:: Extract to read

Grafana Hacked

Grafana Labs publicly confirmed this week that attackers stole a GitHub access token through a misconfigured CI/CD pipeline, downloaded private source code repositories, then attempted to extort the company — and walked away empty-handed.

The breach, announced via a six-tweet thread on X, traces back to a subtle but well-known class of GitHub Actions vulnerability called a "Pwn Request." A recently enabled GitHub Action workflow configured to trigger on pull_request_target events inadvertently granted external contributors — anyone who could open a pull request — access to production secrets during CI runs.

The attacker's method was methodical. By forking a Grafana repository, injecting malicious code via a curl command, and dumping environment variables to a file encrypted with a private key, the threat actor extracted privileged tokens, then deleted their fork to cover their tracks before leveraging the stolen credentials against four additional private repositories.

::::
:: Entries shown

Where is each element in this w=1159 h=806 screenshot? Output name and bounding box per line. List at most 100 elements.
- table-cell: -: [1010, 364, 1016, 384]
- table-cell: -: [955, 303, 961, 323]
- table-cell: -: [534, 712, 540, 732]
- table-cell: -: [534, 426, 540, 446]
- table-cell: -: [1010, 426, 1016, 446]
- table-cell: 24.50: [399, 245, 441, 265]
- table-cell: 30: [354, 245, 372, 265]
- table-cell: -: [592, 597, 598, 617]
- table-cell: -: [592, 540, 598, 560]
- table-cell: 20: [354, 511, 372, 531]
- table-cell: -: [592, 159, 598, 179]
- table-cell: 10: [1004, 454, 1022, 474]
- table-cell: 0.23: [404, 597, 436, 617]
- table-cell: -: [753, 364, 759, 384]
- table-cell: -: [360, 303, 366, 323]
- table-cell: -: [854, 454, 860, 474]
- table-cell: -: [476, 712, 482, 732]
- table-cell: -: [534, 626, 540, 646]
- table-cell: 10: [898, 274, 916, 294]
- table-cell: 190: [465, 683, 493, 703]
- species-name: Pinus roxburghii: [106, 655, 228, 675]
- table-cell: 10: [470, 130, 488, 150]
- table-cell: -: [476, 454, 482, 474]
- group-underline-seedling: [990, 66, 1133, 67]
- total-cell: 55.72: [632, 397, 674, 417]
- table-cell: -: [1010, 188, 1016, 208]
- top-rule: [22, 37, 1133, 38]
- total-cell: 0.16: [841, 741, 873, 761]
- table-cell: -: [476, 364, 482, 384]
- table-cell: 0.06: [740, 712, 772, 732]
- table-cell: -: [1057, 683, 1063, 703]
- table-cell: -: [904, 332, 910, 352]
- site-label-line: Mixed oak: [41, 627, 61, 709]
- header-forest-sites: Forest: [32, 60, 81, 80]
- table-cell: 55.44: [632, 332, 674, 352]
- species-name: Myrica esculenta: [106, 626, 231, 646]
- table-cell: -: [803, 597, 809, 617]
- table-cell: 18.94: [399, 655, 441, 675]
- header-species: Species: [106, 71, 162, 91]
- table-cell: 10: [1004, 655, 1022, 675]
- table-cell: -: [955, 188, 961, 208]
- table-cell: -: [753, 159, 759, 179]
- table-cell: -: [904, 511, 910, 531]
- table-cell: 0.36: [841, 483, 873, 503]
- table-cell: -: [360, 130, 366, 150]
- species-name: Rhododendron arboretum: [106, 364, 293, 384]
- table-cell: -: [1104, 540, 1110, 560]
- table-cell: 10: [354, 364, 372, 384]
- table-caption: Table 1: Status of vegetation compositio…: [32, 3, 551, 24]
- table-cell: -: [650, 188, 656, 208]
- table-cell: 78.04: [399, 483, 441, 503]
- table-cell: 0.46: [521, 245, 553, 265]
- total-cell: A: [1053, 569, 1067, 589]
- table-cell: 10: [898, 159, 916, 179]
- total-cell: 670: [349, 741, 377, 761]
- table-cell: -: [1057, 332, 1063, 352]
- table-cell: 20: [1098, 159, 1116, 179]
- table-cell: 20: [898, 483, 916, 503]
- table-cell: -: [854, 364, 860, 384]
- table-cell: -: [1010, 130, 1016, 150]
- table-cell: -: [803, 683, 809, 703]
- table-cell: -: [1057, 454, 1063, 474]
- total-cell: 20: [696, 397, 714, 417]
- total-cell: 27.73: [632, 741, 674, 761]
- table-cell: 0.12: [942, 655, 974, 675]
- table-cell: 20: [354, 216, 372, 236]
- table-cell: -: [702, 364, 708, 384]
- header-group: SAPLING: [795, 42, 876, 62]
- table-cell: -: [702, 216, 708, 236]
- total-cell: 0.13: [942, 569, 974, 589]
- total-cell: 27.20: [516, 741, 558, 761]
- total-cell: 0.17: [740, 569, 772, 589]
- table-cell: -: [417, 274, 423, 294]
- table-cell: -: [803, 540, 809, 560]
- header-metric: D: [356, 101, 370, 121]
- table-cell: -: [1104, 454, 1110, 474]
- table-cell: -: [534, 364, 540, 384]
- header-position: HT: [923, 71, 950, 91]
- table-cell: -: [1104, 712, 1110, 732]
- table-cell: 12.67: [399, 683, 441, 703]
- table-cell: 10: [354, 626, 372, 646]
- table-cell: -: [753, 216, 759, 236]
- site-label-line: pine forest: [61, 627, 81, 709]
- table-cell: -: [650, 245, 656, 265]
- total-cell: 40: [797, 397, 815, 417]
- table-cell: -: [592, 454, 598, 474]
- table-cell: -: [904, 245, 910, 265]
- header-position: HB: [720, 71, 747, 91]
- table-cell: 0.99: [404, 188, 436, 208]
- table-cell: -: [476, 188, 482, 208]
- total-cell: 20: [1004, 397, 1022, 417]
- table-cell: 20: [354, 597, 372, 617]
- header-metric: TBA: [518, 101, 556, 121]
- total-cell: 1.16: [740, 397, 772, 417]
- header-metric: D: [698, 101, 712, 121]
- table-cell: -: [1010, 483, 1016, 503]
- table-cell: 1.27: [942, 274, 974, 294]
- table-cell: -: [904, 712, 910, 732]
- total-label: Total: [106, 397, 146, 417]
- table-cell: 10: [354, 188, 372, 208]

::::

Exercise tasks
(a) Decide whether each statement agrees with the text on the Grafana hack. For each, answer yes or no and quote the words of the text that settle it.
(i) The attackers got nothing from their attempt to extort the company.
(ii) Grafana Labs announced the breach in a press release.
(iii) The attacker kept the fork of the Grafana repository after extracting the tokens.
(b) In the text on the Grafana hack, substitute "intruder" for "threat actor" and write out the passage that begins at the words "The breach, announced" and stops after "additional private repositories.".

Written responses
(a)
(i) Yes: "walked away empty-handed."
(ii) No: "announced via a six-tweet thread on X."
(iii) No: "then deleted their fork to cover their tracks."

(b)
The breach, announced via a six-tweet thread on X, traces back to a subtle but well-known class of GitHub Actions vulnerability called a "Pwn Request." A recently enabled GitHub Action workflow configured to trigger on pull_request_target events inadvertently granted external contributors — anyone who could open a pull request — access to production secrets during CI runs.

The attacker's method was methodical. By forking a Grafana repository, injecting malicious code via a curl command, and dumping environment variables to a file encrypted with a private key, the intruder extracted privileged tokens, then deleted their fork to cover their tracks before leveraging the stolen credentials against four additional private repositories.